## Task to complete
Output every line of the listing as a JSON list of strings, one string per line, leaving out any blank lines.

[Dataset excerpt]
========

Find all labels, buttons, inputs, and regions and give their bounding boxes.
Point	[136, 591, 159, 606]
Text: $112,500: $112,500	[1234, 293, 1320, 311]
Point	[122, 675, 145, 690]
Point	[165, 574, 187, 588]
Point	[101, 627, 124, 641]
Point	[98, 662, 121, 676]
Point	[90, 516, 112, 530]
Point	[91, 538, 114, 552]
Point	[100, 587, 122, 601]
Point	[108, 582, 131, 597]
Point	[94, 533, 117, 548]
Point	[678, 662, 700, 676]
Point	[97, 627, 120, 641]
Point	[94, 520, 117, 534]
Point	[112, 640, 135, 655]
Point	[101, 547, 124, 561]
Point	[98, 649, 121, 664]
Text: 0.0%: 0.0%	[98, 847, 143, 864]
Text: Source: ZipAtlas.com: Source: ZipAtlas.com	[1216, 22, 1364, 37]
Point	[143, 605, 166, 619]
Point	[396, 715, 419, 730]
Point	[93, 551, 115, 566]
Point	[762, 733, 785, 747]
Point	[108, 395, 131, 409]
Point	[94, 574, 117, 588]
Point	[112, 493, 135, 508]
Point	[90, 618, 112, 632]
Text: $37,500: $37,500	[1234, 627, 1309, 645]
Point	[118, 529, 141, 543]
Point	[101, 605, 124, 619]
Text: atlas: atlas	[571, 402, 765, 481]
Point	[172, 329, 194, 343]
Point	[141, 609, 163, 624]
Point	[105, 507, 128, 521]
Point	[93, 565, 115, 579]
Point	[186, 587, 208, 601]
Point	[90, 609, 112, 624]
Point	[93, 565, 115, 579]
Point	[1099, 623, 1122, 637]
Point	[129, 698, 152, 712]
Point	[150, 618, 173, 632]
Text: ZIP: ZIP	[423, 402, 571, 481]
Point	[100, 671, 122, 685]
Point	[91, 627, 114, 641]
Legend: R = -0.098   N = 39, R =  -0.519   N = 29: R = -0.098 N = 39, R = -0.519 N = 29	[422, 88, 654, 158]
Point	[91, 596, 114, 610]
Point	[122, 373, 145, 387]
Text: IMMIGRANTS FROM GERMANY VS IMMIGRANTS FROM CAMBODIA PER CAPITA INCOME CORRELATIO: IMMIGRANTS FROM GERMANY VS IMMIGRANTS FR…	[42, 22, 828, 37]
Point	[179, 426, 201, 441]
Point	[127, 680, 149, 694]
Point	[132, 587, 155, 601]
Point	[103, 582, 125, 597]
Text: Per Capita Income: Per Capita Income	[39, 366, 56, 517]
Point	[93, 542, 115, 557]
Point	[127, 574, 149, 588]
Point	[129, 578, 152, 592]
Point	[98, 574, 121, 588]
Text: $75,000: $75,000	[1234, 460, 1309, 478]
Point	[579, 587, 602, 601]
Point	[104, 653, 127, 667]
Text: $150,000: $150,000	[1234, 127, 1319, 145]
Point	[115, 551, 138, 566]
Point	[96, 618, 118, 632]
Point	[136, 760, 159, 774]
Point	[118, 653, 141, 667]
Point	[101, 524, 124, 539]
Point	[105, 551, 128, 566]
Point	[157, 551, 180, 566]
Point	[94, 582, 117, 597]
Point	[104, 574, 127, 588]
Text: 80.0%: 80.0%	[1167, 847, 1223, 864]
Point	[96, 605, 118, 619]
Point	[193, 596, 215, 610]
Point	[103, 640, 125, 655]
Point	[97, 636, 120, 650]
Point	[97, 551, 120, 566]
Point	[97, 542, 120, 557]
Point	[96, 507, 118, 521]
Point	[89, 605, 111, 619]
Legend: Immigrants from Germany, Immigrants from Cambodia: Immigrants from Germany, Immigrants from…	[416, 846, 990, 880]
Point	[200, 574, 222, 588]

========

## The reply
[
  "Find all labels, buttons, inputs, and regions and give their bounding boxes.",
  "Point\t[136, 591, 159, 606]",
  "Text: $112,500: $112,500\t[1234, 293, 1320, 311]",
  "Point\t[122, 675, 145, 690]",
  "Point\t[165, 574, 187, 588]",
  "Point\t[101, 627, 124, 641]",
  "Point\t[98, 662, 121, 676]",
  "Point\t[90, 516, 112, 530]",
  "Point\t[91, 538, 114, 552]",
  "Point\t[100, 587, 122, 601]",
  "Point\t[108, 582, 131, 597]",
  "Point\t[94, 533, 117, 548]",
  "Point\t[678, 662, 700, 676]",
  "Point\t[97, 627, 120, 641]",
  "Point\t[94, 520, 117, 534]",
  "Point\t[112, 640, 135, 655]",
  "Point\t[101, 547, 124, 561]",
  "Point\t[98, 649, 121, 664]",
  "Text: 0.0%: 0.0%\t[98, 847, 143, 864]",
  "Text: Source: ZipAtlas.com: Source: ZipAtlas.com\t[1216, 22, 1364, 37]",
  "Point\t[143, 605, 166, 619]",
  "Point\t[396, 715, 419, 730]",
  "Point\t[93, 551, 115, 566]",
  "Point\t[762, 733, 785, 747]",
  "Point\t[108, 395, 131, 409]",
  "Point\t[94, 574, 117, 588]",
  "Point\t[112, 493, 135, 508]",
  "Point\t[90, 618, 112, 632]",
  "Text: $37,500: $37,500\t[1234, 627, 1309, 645]",
  "Point\t[118, 529, 141, 543]",
  "Point\t[101, 605, 124, 619]",
  "Text: atlas: atlas\t[571, 402, 765, 481]",
  "Point\t[172, 329, 194, 343]",
  "Point\t[141, 609, 163, 624]",
  "Point\t[105, 507, 128, 521]",
  "Point\t[93, 565, 115, 579]",
  "Point\t[186, 587, 208, 601]",
  "Point\t[90, 609, 112, 624]",
  "Point\t[93, 565, 115, 579]",
  "Point\t[1099, 623, 1122, 637]",
  "Point\t[129, 698, 152, 712]",
  "Point\t[150, 618, 173, 632]",
  "Text: ZIP: ZIP\t[423, 402, 571, 481]",
  "Point\t[100, 671, 122, 685]",
  "Point\t[91, 627, 114, 641]",
  "Legend: R = -0.098   N = 39, R =  -0.519   N = 29: R = -0.098 N = 39, R = -0.519 N = 29\t[422, 88, 654, 158]",
  "Point\t[91, 596, 114, 610]",
  "Point\t[122, 373, 145, 387]",
  "Text: IMMIGRANTS FROM GERMANY VS IMMIGRANTS FROM CAMBODIA PER CAPITA INCOME CORRELATIO: IMMIGRANTS FROM GERMANY VS IMMIGRANTS FR…\t[42, 22, 828, 37]",
  "Point\t[179, 426, 201, 441]",
  "Point\t[127, 680, 149, 694]",
  "Point\t[132, 587, 155, 601]",
  "Point\t[103, 582, 125, 597]",
  "Text: Per Capita Income: Per Capita Income\t[39, 366, 56, 517]",
  "Point\t[93, 542, 115, 557]",
  "Point\t[127, 574, 149, 588]",
  "Point\t[129, 578, 152, 592]",
  "Point\t[98, 574, 121, 588]",
  "Text: $75,000: $75,000\t[1234, 460, 1309, 478]",
  "Point\t[579, 587, 602, 601]",
  "Point\t[104, 653, 127, 667]",
  "Text: $150,000: $150,000\t[1234, 127, 1319, 145]",
  "Point\t[115, 551, 138, 566]",
  "Point\t[96, 618, 118, 632]",
  "Point\t[136, 760, 159, 774]",
  "Point\t[118, 653, 141, 667]",
  "Point\t[101, 524, 124, 539]",
  "Point\t[105, 551, 128, 566]",
  "Point\t[157, 551, 180, 566]",
  "Point\t[94, 582, 117, 597]",
  "Point\t[104, 574, 127, 588]",
  "Text: 80.0%: 80.0%\t[1167, 847, 1223, 864]",
  "Point\t[96, 605, 118, 619]",
  "Point\t[193, 596, 215, 610]",
  "Point\t[103, 640, 125, 655]",
  "Point\t[97, 636, 120, 650]",
  "Point\t[97, 551, 120, 566]",
  "Point\t[97, 542, 120, 557]",
  "Point\t[96, 507, 118, 521]",
  "Point\t[89, 605, 111, 619]",
  "Legend: Immigrants from Germany, Immigrants from Cambodia: Immigrants from Germany, Immigrants from…\t[416, 846, 990, 880]",
  "Point\t[200, 574, 222, 588]"
]